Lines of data
━━━━━━━━

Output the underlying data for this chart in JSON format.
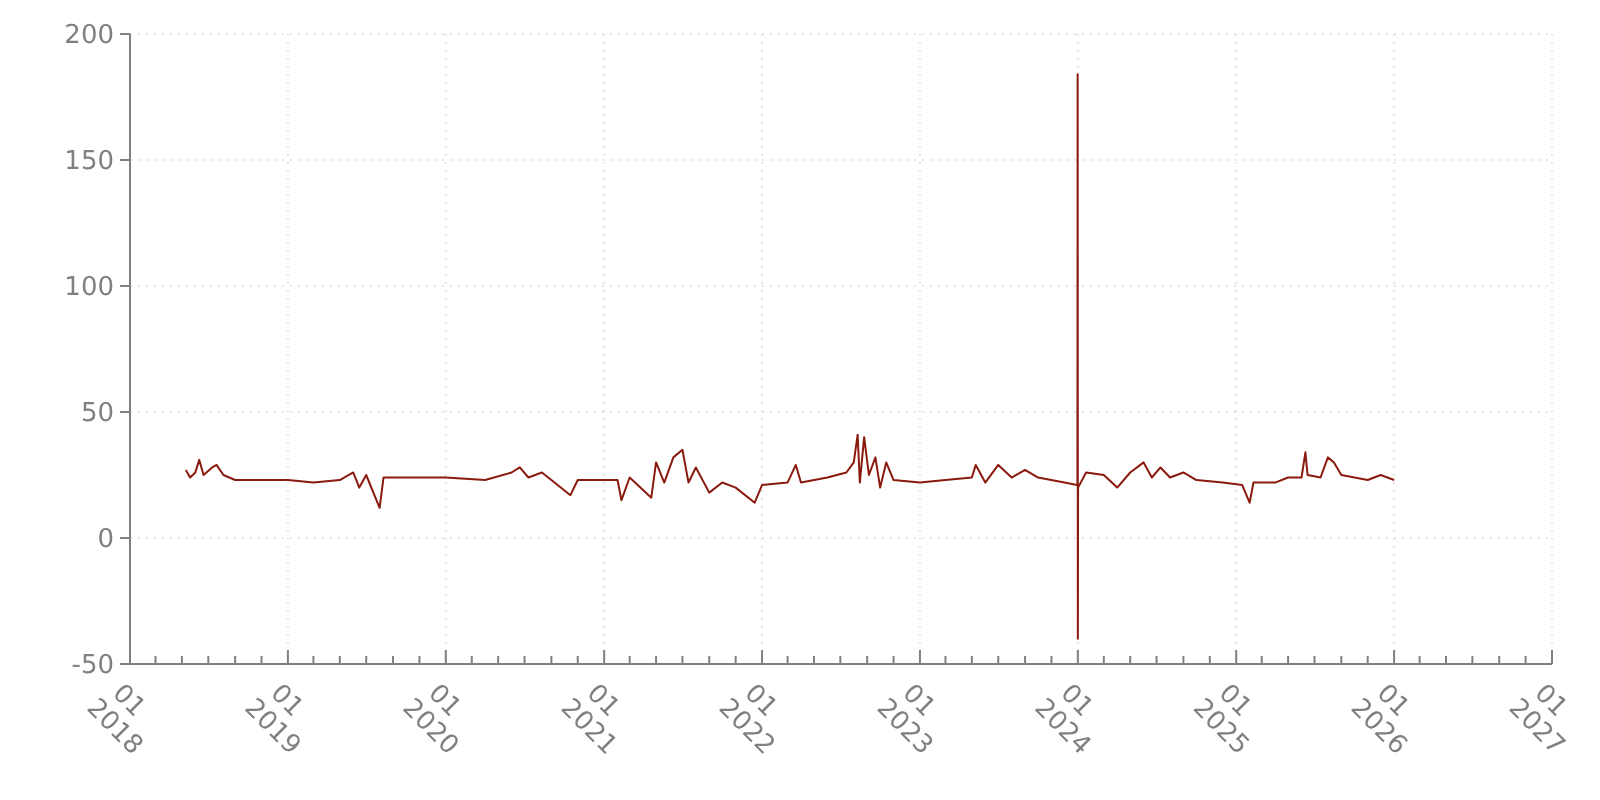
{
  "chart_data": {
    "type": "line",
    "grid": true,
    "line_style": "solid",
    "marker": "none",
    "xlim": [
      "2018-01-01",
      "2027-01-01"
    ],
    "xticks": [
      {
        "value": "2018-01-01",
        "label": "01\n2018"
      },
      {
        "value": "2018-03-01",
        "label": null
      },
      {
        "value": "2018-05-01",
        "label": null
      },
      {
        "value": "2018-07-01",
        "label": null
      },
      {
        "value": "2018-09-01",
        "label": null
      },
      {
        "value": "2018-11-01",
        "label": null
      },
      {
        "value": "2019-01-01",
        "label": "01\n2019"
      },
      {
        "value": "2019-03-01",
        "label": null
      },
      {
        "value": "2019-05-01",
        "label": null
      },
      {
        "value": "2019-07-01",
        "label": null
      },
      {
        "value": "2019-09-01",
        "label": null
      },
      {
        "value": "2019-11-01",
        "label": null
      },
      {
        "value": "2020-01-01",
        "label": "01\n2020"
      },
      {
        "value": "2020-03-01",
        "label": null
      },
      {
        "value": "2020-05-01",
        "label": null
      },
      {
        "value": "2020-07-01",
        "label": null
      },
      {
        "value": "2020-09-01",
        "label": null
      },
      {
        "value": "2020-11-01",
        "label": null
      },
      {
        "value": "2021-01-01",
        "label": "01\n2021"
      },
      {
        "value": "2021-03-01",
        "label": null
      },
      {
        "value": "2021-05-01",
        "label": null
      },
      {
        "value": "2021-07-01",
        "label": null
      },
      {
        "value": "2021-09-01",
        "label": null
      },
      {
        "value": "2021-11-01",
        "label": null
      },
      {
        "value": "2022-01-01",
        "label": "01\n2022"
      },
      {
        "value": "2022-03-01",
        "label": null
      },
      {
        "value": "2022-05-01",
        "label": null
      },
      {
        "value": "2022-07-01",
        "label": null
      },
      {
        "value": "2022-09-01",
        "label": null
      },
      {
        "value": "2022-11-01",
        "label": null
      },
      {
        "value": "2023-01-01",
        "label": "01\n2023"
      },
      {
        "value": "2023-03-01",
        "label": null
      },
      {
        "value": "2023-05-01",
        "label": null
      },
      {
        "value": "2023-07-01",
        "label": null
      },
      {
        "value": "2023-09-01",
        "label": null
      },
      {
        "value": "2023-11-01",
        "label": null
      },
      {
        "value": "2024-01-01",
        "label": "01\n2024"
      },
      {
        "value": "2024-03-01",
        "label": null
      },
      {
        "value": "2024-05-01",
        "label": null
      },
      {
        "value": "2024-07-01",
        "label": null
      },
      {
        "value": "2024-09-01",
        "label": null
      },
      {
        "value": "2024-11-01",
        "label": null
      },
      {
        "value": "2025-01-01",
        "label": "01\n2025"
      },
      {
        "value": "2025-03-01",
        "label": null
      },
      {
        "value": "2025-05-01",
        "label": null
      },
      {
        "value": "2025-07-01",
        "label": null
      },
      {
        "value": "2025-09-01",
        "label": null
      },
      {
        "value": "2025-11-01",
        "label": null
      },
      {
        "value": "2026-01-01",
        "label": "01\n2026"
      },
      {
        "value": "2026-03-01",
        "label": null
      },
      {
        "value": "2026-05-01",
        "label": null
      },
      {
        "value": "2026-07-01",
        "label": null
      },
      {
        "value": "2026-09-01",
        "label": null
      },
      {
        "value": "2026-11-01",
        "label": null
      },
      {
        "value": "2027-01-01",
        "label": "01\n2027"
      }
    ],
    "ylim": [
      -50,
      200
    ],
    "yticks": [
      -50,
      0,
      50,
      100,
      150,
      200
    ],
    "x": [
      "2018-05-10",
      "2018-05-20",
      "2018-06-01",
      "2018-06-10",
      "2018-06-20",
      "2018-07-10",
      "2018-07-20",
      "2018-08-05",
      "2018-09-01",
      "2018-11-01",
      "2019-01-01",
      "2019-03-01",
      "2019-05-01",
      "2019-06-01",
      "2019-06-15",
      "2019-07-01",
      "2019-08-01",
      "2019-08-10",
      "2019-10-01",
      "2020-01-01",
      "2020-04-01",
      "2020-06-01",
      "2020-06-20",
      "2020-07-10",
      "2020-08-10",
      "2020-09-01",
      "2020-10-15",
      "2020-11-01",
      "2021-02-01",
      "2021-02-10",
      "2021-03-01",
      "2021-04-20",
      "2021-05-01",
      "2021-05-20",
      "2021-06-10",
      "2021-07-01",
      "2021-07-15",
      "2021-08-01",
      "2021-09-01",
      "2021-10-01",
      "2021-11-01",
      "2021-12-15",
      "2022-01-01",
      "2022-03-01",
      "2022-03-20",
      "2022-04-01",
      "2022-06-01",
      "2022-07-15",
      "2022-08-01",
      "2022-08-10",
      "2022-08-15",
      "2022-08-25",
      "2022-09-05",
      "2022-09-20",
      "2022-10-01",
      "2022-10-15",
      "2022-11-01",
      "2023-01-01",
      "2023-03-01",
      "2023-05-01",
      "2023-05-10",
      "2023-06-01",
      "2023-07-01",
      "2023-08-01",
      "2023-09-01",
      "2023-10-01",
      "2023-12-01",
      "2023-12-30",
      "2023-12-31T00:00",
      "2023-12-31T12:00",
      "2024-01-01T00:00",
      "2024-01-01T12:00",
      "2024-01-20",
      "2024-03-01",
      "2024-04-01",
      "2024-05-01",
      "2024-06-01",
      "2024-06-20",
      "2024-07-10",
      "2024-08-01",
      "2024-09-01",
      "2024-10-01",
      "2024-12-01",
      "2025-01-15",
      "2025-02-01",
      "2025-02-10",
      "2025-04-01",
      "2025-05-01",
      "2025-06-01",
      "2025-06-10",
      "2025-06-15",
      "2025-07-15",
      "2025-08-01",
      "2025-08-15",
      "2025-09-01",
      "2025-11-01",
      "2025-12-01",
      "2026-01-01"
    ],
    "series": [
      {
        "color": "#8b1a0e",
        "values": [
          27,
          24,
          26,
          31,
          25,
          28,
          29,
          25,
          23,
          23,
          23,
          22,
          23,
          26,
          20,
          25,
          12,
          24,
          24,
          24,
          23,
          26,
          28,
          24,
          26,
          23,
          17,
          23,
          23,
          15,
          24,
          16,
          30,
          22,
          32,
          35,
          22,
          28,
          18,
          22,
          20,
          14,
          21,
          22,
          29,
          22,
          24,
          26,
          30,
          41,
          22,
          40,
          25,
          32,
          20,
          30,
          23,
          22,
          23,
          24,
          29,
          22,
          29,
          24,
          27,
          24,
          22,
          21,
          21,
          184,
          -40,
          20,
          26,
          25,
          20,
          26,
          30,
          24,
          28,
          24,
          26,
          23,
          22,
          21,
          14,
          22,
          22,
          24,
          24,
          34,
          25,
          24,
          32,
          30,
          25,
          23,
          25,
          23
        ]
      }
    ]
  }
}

━━━━━━━━

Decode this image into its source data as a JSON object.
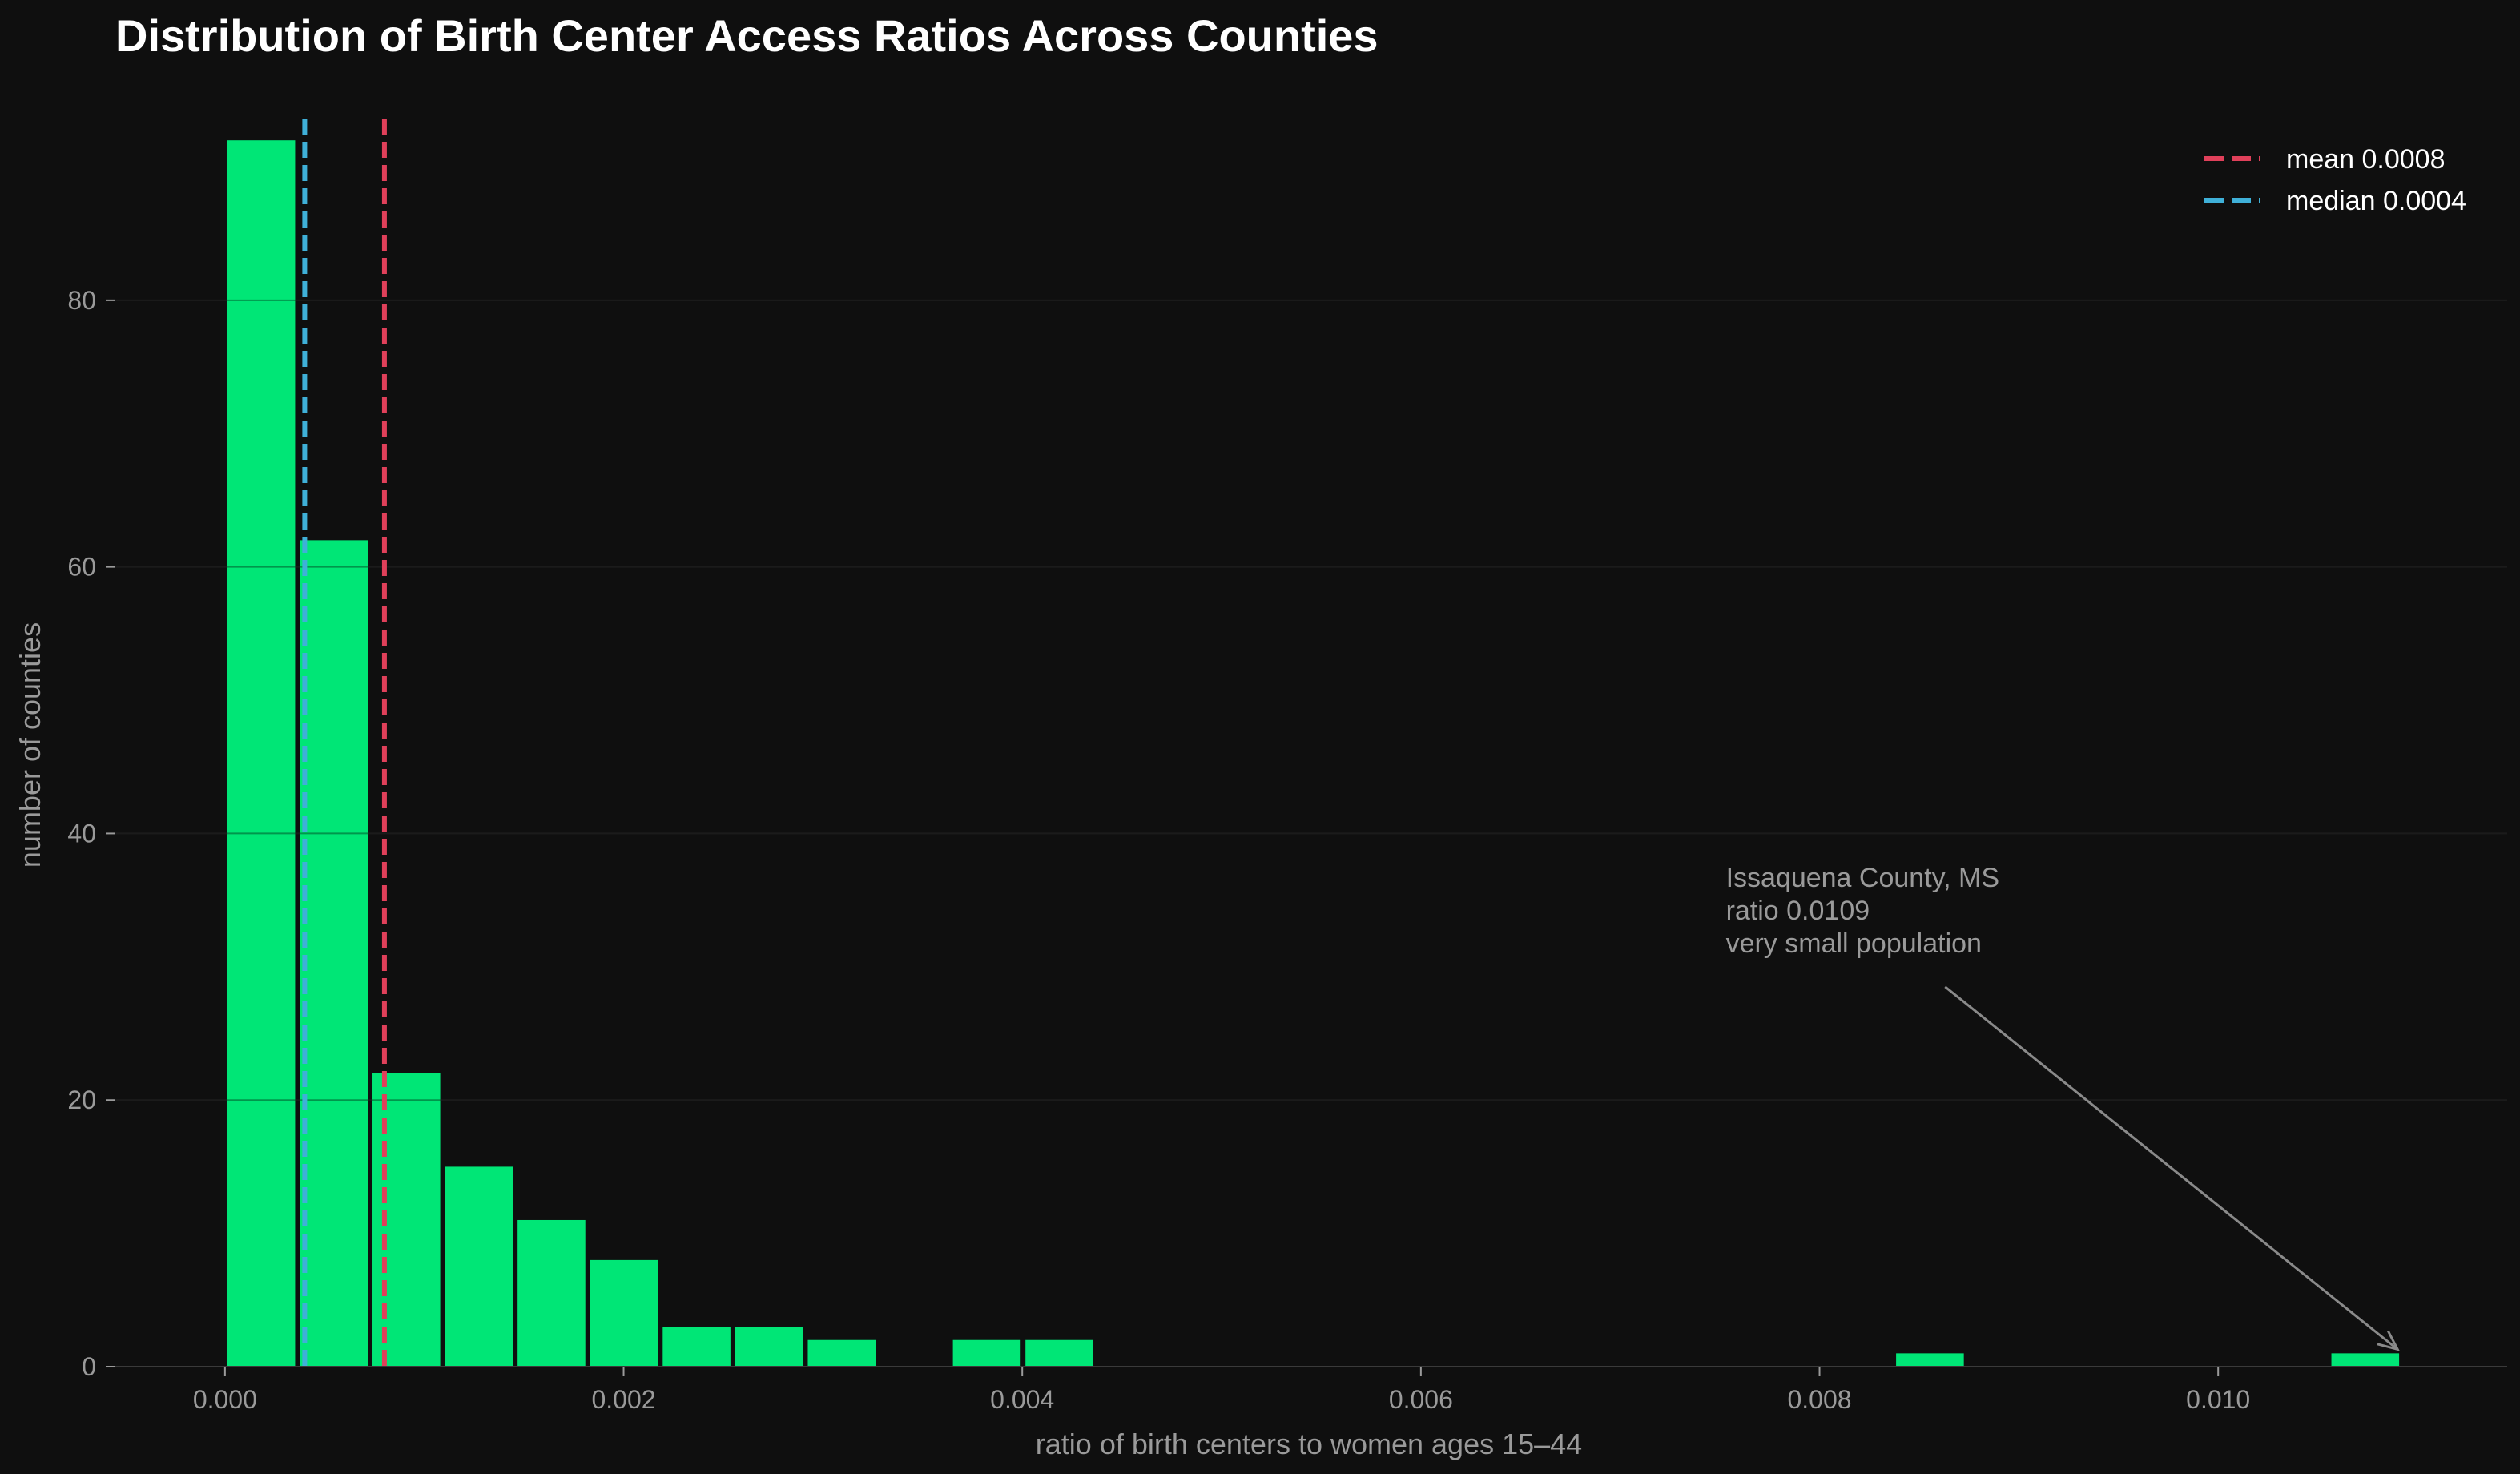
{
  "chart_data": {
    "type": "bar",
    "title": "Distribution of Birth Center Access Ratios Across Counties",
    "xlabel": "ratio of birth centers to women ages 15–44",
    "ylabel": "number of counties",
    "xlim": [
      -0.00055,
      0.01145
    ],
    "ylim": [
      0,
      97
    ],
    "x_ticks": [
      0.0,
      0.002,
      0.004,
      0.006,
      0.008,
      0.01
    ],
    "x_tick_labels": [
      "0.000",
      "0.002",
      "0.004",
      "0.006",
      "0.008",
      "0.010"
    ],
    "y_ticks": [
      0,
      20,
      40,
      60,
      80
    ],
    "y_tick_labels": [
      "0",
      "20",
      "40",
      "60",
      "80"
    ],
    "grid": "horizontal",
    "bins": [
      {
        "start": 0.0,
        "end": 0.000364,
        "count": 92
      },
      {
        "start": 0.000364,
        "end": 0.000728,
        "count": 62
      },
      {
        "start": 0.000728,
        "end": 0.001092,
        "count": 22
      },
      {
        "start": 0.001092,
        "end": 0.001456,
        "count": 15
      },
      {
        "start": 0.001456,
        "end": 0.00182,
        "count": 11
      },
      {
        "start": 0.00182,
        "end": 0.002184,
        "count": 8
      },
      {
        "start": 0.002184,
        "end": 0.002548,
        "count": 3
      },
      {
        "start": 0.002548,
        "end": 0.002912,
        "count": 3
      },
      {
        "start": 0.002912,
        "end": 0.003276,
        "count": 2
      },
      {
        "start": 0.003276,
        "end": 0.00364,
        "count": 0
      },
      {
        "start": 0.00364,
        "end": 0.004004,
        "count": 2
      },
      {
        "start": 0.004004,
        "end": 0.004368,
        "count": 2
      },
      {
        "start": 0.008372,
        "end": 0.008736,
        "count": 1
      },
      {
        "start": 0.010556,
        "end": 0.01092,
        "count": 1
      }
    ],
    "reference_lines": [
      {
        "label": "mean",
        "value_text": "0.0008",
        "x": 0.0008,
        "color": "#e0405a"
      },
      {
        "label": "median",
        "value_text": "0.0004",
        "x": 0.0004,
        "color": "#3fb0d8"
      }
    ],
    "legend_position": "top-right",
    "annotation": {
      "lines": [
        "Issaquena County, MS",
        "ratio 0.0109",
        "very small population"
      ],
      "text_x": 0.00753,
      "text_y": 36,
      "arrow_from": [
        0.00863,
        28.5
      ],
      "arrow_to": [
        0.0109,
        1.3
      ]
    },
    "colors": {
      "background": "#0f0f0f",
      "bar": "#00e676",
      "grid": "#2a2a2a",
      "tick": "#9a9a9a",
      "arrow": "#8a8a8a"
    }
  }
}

━━━━━━━━

**What the task requires**:
Identify all lines in the records above with the word "JSON".

**Final answer**:
Output the underlying data for this chart in JSON format.
Decode this image into its source data as a JSON object.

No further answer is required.